PROBLEM TO SOLVE
All of the data should be repeated exactly; pictures are not part of the copy.

--- MATERIAL FOR THIS TASK ---

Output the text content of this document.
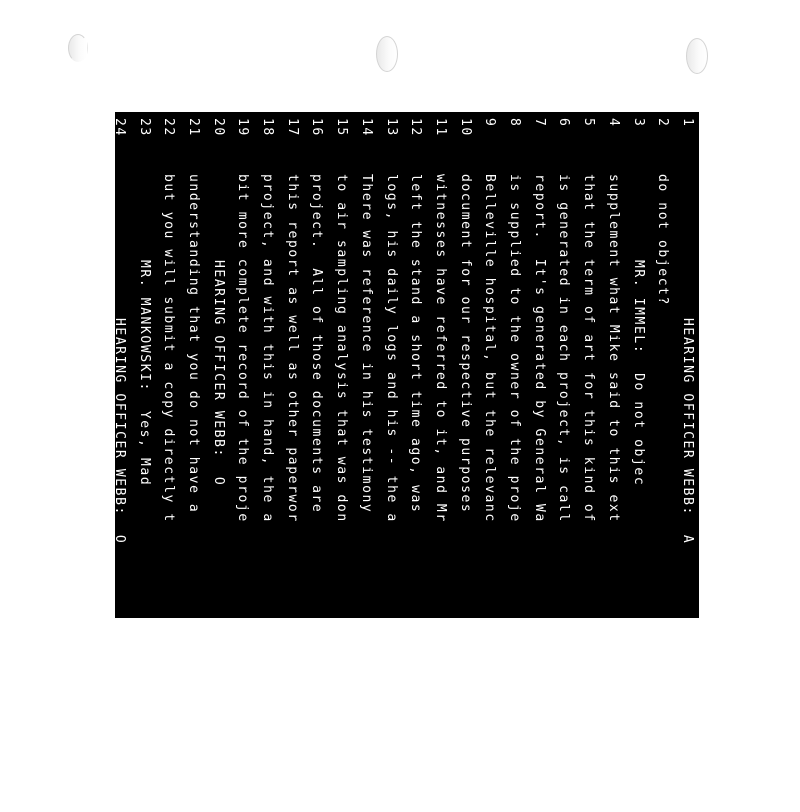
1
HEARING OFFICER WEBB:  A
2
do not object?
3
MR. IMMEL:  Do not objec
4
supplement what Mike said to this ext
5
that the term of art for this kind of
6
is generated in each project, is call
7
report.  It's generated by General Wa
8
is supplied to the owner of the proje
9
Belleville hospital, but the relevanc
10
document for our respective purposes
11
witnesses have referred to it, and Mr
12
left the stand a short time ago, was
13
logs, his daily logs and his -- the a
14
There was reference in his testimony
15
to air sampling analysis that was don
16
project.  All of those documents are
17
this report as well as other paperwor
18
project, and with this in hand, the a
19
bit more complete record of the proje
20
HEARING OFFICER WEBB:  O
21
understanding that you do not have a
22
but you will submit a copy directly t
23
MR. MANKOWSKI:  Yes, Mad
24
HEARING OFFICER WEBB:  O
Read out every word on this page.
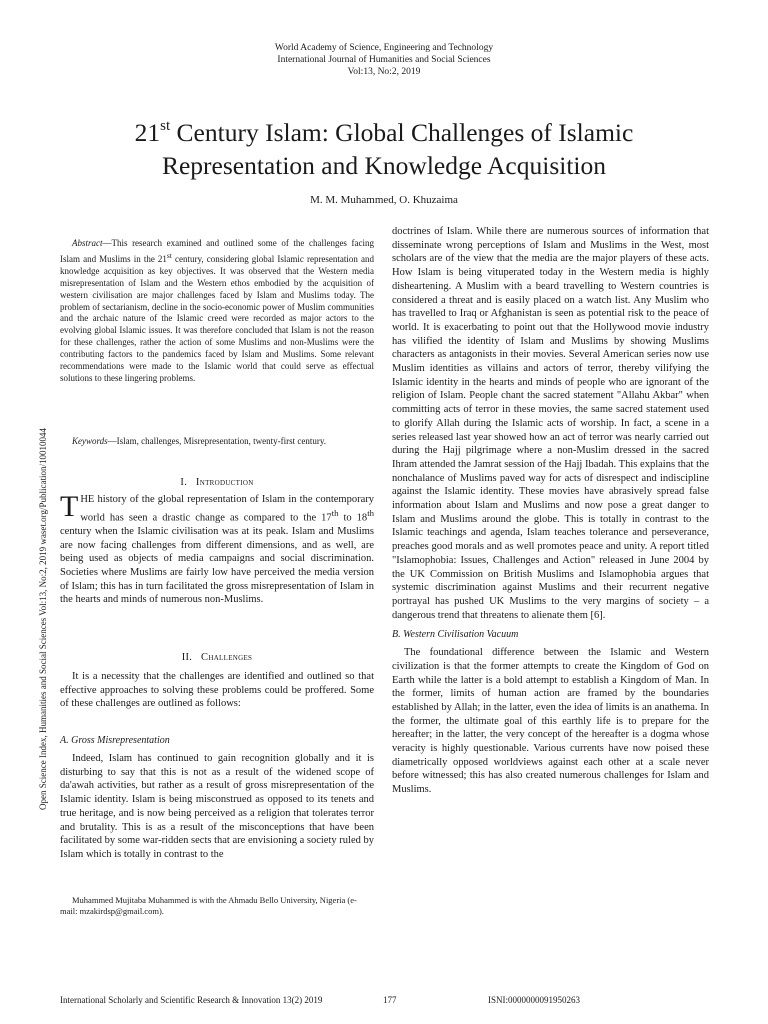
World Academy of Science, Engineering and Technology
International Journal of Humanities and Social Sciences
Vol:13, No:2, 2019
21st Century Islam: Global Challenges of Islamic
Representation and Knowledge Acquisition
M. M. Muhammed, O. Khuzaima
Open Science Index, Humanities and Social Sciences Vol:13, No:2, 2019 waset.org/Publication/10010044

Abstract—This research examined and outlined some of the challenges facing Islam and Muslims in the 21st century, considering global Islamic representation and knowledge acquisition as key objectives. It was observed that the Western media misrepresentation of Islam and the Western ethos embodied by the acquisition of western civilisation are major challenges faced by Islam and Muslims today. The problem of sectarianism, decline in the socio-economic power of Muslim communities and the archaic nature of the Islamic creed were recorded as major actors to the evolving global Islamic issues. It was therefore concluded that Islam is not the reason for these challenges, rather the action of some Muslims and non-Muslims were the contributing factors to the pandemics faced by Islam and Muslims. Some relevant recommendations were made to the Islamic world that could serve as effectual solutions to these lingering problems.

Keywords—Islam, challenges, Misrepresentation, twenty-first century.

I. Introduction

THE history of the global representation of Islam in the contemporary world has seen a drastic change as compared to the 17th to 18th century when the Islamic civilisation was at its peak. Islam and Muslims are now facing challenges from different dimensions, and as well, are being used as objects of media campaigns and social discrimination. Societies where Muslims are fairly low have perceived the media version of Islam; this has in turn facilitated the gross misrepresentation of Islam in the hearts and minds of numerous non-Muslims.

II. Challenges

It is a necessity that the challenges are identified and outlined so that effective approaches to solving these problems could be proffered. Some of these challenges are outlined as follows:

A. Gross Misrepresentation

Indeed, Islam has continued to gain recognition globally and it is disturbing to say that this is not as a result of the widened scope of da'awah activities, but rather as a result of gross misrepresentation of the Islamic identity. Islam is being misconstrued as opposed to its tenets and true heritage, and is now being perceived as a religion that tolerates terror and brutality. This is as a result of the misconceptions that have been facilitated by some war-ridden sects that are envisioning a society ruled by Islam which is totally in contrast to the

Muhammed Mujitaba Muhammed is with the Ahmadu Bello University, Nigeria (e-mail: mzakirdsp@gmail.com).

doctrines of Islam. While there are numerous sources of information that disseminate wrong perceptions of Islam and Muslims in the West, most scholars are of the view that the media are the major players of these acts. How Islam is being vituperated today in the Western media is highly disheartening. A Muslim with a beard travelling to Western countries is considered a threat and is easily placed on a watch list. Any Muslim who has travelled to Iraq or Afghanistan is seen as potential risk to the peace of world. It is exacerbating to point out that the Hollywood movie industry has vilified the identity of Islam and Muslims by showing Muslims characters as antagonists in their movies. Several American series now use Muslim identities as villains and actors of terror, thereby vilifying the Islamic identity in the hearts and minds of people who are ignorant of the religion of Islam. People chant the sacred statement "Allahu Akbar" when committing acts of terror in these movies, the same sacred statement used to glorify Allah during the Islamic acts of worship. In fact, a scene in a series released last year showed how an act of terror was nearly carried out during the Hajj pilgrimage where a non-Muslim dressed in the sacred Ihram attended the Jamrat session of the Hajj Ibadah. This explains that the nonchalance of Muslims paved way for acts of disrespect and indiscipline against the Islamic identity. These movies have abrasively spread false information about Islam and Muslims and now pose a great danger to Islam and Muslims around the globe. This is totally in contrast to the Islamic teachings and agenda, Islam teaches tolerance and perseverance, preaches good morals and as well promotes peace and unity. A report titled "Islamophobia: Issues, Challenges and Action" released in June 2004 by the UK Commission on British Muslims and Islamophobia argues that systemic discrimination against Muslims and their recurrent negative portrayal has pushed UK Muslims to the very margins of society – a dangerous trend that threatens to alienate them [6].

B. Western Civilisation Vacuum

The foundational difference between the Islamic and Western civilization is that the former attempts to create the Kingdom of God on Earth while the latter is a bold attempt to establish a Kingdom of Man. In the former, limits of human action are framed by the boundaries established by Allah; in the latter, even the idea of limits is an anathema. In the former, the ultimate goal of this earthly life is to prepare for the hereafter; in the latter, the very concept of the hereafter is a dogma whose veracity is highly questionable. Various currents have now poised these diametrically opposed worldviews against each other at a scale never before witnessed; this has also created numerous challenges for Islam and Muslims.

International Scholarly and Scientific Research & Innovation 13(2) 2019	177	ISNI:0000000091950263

---

WRITTEN ANSWER
Output the text content of this document.
1
HEARING OFFICER WEBB:  A
2
do not object?
3
MR. IMMEL:  Do not objec
4
supplement what Mike said to this ext
5
that the term of art for this kind of
6
is generated in each project, is call
7
report.  It's generated by General Wa
8
is supplied to the owner of the proje
9
Belleville hospital, but the relevanc
10
document for our respective purposes
11
witnesses have referred to it, and Mr
12
left the stand a short time ago, was
13
logs, his daily logs and his -- the a
14
There was reference in his testimony
15
to air sampling analysis that was don
16
project.  All of those documents are
17
this report as well as other paperwor
18
project, and with this in hand, the a
19
bit more complete record of the proje
20
HEARING OFFICER WEBB:  O
21
understanding that you do not have a
22
but you will submit a copy directly t
23
MR. MANKOWSKI:  Yes, Mad
24
HEARING OFFICER WEBB:  O
Read out every word on this page.
World Academy of Science, Engineering and Technology
International Journal of Humanities and Social Sciences
Vol:13, No:2, 2019
21st Century Islam: Global Challenges of Islamic
Representation and Knowledge Acquisition
M. M. Muhammed, O. Khuzaima
Open Science Index, Humanities and Social Sciences Vol:13, No:2, 2019 waset.org/Publication/10010044

Abstract—This research examined and outlined some of the challenges facing Islam and Muslims in the 21st century, considering global Islamic representation and knowledge acquisition as key objectives. It was observed that the Western media misrepresentation of Islam and the Western ethos embodied by the acquisition of western civilisation are major challenges faced by Islam and Muslims today. The problem of sectarianism, decline in the socio-economic power of Muslim communities and the archaic nature of the Islamic creed were recorded as major actors to the evolving global Islamic issues. It was therefore concluded that Islam is not the reason for these challenges, rather the action of some Muslims and non-Muslims were the contributing factors to the pandemics faced by Islam and Muslims. Some relevant recommendations were made to the Islamic world that could serve as effectual solutions to these lingering problems.

Keywords—Islam, challenges, Misrepresentation, twenty-first century.

I. Introduction

THE history of the global representation of Islam in the contemporary world has seen a drastic change as compared to the 17th to 18th century when the Islamic civilisation was at its peak. Islam and Muslims are now facing challenges from different dimensions, and as well, are being used as objects of media campaigns and social discrimination. Societies where Muslims are fairly low have perceived the media version of Islam; this has in turn facilitated the gross misrepresentation of Islam in the hearts and minds of numerous non-Muslims.

II. Challenges

It is a necessity that the challenges are identified and outlined so that effective approaches to solving these problems could be proffered. Some of these challenges are outlined as follows:

A. Gross Misrepresentation

Indeed, Islam has continued to gain recognition globally and it is disturbing to say that this is not as a result of the widened scope of da'awah activities, but rather as a result of gross misrepresentation of the Islamic identity. Islam is being misconstrued as opposed to its tenets and true heritage, and is now being perceived as a religion that tolerates terror and brutality. This is as a result of the misconceptions that have been facilitated by some war-ridden sects that are envisioning a society ruled by Islam which is totally in contrast to the

Muhammed Mujitaba Muhammed is with the Ahmadu Bello University, Nigeria (e-mail: mzakirdsp@gmail.com).

doctrines of Islam. While there are numerous sources of information that disseminate wrong perceptions of Islam and Muslims in the West, most scholars are of the view that the media are the major players of these acts. How Islam is being vituperated today in the Western media is highly disheartening. A Muslim with a beard travelling to Western countries is considered a threat and is easily placed on a watch list. Any Muslim who has travelled to Iraq or Afghanistan is seen as potential risk to the peace of world. It is exacerbating to point out that the Hollywood movie industry has vilified the identity of Islam and Muslims by showing Muslims characters as antagonists in their movies. Several American series now use Muslim identities as villains and actors of terror, thereby vilifying the Islamic identity in the hearts and minds of people who are ignorant of the religion of Islam. People chant the sacred statement "Allahu Akbar" when committing acts of terror in these movies, the same sacred statement used to glorify Allah during the Islamic acts of worship. In fact, a scene in a series released last year showed how an act of terror was nearly carried out during the Hajj pilgrimage where a non-Muslim dressed in the sacred Ihram attended the Jamrat session of the Hajj Ibadah. This explains that the nonchalance of Muslims paved way for acts of disrespect and indiscipline against the Islamic identity. These movies have abrasively spread false information about Islam and Muslims and now pose a great danger to Islam and Muslims around the globe. This is totally in contrast to the Islamic teachings and agenda, Islam teaches tolerance and perseverance, preaches good morals and as well promotes peace and unity. A report titled "Islamophobia: Issues, Challenges and Action" released in June 2004 by the UK Commission on British Muslims and Islamophobia argues that systemic discrimination against Muslims and their recurrent negative portrayal has pushed UK Muslims to the very margins of society – a dangerous trend that threatens to alienate them [6].

B. Western Civilisation Vacuum

The foundational difference between the Islamic and Western civilization is that the former attempts to create the Kingdom of God on Earth while the latter is a bold attempt to establish a Kingdom of Man. In the former, limits of human action are framed by the boundaries established by Allah; in the latter, even the idea of limits is an anathema. In the former, the ultimate goal of this earthly life is to prepare for the hereafter; in the latter, the very concept of the hereafter is a dogma whose veracity is highly questionable. Various currents have now poised these diametrically opposed worldviews against each other at a scale never before witnessed; this has also created numerous challenges for Islam and Muslims.

International Scholarly and Scientific Research & Innovation 13(2) 2019	177	ISNI:0000000091950263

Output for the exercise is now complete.